EXERCISE GOAL:
Gather each line of the records where "Armed" appears.

MATERIAL FOR THIS EXERCISE:
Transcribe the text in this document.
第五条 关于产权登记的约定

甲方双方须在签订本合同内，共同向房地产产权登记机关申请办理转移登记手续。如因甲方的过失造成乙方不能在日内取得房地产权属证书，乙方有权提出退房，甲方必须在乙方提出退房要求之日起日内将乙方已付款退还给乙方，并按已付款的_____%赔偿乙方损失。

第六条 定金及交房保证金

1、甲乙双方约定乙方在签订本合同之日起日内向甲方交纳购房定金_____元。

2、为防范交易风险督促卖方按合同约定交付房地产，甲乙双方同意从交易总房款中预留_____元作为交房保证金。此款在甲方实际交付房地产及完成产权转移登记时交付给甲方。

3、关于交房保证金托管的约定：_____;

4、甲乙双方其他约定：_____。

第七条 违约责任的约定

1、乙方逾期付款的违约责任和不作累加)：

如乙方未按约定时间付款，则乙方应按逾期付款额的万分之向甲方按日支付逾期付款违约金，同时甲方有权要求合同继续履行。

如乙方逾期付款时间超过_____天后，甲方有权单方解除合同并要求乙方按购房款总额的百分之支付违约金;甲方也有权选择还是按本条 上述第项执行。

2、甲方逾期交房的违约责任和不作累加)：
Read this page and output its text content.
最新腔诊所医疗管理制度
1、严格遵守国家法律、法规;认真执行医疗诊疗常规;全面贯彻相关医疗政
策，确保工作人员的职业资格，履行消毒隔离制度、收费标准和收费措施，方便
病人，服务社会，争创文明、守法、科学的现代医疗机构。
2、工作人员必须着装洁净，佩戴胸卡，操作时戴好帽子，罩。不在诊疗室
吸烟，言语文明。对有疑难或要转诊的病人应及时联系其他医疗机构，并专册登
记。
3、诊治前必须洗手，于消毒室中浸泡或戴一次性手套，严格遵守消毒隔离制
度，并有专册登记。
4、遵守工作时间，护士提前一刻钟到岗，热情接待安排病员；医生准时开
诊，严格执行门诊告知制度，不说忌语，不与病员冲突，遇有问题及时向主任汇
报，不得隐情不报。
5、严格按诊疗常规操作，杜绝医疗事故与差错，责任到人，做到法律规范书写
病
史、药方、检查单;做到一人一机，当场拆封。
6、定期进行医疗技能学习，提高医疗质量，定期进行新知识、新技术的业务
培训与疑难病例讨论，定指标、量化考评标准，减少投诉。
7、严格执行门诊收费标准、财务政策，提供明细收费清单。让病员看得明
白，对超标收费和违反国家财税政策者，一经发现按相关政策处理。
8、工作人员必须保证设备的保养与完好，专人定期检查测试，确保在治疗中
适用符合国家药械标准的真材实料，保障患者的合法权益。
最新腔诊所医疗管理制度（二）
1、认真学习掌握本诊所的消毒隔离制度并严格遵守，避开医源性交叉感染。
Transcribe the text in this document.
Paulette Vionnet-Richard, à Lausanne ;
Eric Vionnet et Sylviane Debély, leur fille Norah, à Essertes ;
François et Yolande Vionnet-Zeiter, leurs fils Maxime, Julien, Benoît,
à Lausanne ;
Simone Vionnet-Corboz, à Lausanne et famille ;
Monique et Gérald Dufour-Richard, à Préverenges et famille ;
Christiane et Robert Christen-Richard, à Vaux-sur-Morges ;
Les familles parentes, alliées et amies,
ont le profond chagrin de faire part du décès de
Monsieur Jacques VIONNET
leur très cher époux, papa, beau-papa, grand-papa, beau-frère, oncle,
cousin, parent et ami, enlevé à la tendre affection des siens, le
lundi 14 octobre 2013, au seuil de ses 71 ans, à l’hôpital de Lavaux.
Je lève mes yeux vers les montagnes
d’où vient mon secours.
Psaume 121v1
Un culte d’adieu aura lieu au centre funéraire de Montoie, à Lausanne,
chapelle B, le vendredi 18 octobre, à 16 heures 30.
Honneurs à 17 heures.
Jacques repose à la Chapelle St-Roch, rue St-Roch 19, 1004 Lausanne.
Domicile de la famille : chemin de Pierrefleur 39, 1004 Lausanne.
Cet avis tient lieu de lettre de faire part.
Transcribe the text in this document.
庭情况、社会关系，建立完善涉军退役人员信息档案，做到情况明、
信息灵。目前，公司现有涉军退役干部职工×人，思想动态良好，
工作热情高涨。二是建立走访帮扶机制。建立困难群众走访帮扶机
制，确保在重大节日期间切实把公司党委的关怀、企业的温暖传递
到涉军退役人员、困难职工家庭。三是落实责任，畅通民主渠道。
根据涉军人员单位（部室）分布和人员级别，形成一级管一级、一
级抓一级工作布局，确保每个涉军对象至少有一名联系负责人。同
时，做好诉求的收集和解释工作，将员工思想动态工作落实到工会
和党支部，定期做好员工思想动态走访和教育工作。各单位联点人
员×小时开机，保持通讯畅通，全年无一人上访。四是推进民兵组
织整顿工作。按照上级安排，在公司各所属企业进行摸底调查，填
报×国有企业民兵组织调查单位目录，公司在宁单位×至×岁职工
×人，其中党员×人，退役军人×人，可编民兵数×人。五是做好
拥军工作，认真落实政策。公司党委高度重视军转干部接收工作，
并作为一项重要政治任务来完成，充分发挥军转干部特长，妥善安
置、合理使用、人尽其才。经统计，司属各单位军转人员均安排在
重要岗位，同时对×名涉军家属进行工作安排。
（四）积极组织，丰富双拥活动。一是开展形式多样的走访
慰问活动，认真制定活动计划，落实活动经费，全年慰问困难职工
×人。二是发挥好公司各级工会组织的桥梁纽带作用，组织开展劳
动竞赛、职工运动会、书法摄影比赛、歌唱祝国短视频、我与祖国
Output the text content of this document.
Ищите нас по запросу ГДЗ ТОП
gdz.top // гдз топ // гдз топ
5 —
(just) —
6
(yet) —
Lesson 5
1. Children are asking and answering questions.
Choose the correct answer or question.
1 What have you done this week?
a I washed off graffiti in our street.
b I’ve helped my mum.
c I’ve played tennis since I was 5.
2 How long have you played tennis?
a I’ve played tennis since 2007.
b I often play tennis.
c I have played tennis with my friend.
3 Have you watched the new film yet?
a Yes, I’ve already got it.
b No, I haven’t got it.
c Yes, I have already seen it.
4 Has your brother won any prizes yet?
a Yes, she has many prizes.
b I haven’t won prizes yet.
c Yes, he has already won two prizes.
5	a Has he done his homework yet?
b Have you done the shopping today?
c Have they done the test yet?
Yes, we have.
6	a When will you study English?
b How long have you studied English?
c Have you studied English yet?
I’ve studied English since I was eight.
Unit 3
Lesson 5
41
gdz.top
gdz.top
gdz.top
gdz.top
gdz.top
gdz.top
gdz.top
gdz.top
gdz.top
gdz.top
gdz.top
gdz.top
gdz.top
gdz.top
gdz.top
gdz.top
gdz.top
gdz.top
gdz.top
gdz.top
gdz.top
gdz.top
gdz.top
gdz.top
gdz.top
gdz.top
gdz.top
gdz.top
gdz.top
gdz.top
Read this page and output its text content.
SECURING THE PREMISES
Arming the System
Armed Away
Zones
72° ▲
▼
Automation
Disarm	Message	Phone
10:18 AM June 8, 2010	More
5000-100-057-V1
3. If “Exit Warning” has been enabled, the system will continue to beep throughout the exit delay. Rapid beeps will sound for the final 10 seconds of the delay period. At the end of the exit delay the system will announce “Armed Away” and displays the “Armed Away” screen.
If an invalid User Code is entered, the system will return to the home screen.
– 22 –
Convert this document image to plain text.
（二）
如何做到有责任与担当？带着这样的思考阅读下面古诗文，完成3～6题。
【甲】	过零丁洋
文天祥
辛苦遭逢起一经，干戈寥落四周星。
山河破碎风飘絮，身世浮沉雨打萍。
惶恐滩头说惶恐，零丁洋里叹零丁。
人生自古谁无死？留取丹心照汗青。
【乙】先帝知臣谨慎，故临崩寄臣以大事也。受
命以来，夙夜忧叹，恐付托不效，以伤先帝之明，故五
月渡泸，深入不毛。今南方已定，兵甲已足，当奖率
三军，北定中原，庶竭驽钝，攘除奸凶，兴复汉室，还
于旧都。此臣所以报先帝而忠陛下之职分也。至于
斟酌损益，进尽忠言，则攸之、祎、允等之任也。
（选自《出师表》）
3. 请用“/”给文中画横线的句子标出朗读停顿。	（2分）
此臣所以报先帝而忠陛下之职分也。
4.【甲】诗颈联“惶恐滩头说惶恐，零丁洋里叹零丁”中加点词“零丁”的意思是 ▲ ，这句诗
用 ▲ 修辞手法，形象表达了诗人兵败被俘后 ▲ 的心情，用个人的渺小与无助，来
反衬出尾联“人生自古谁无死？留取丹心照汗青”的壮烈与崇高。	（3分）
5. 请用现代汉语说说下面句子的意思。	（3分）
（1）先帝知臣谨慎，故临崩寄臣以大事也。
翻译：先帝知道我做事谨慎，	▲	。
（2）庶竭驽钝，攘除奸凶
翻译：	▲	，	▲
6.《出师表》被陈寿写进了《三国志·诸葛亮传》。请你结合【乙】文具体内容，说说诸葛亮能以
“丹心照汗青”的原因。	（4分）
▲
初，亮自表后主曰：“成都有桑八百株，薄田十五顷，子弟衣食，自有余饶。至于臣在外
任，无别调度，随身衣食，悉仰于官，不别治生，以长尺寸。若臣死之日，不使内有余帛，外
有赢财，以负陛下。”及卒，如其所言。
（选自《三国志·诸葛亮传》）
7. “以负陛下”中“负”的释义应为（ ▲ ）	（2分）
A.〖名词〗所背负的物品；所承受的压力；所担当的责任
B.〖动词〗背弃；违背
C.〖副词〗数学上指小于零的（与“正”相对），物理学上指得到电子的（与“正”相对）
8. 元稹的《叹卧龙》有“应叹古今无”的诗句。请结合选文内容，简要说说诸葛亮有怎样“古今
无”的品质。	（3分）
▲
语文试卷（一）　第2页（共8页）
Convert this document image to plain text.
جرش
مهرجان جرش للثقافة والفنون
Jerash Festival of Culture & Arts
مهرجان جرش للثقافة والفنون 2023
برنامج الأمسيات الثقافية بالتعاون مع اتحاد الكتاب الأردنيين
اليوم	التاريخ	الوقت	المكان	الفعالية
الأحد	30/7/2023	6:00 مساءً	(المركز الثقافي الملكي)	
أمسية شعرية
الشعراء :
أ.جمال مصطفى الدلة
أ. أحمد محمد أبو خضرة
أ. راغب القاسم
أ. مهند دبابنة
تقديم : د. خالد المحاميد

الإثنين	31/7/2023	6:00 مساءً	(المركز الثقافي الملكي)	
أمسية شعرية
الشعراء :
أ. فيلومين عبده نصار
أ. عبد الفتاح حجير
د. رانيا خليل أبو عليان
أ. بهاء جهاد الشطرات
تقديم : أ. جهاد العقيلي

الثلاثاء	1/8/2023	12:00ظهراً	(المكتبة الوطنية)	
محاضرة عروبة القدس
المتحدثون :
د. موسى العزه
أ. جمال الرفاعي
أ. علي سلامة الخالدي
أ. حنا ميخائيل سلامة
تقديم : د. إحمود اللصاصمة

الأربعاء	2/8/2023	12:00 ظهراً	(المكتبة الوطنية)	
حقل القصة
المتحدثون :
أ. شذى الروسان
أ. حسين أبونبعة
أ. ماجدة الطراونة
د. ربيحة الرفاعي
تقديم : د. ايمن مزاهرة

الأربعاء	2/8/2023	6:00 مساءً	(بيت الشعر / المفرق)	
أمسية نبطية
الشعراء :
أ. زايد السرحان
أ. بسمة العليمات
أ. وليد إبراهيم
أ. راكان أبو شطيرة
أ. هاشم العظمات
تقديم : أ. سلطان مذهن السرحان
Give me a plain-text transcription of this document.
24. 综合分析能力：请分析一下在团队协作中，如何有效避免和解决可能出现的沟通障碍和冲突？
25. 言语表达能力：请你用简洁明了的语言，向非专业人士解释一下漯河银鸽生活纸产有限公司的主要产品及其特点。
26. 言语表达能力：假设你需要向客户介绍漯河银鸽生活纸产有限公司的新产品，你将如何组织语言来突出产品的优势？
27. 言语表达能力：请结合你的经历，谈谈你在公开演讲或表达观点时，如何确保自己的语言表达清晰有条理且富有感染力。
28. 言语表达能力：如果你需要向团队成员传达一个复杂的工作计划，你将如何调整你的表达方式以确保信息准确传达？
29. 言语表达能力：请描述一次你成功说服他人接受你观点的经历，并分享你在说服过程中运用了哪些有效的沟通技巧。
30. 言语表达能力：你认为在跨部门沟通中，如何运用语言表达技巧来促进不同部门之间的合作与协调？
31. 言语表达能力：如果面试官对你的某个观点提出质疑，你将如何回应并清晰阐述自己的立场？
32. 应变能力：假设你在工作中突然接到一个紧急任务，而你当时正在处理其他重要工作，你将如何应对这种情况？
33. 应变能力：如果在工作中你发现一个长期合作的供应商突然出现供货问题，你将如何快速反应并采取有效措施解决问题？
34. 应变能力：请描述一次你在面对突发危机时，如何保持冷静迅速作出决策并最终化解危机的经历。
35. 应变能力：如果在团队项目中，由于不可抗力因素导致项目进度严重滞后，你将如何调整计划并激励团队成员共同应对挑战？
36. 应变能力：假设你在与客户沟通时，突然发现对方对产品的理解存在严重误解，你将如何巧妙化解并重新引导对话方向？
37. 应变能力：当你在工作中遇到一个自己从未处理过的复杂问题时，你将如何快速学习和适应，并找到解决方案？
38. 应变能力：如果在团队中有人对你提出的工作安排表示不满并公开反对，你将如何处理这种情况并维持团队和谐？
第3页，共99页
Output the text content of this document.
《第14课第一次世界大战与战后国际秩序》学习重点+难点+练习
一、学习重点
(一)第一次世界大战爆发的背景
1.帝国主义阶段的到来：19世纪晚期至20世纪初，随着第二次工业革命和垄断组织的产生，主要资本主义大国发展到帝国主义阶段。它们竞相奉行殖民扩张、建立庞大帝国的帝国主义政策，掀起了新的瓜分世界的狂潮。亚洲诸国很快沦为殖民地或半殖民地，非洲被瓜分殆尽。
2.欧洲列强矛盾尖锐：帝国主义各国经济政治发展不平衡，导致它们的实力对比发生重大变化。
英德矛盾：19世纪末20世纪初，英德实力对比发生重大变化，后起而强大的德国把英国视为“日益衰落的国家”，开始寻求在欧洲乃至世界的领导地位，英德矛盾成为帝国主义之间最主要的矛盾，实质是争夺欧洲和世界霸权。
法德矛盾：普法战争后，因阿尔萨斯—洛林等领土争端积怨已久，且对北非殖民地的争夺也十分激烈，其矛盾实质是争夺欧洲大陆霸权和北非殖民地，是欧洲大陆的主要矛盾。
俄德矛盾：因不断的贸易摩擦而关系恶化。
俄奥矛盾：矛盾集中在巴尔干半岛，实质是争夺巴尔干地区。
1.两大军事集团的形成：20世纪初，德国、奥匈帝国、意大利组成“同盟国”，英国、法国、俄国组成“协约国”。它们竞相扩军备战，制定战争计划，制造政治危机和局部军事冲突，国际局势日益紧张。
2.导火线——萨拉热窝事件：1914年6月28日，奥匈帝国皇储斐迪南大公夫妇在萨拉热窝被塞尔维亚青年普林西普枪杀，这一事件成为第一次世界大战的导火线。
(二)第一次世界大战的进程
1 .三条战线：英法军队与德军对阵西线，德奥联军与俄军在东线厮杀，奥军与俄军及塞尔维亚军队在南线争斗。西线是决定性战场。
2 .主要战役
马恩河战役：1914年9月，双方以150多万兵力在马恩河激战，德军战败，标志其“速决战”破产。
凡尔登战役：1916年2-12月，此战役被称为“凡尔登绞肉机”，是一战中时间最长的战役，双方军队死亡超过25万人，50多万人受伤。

RIGHT ANSWER:
Armed Away
3. If “Exit Warning” has been enabled, the system will continue to beep throughout the exit delay. Rapid beeps will sound for the final 10 seconds of the delay period. At the end of the exit delay the system will announce “Armed Away” and displays the “Armed Away” screen.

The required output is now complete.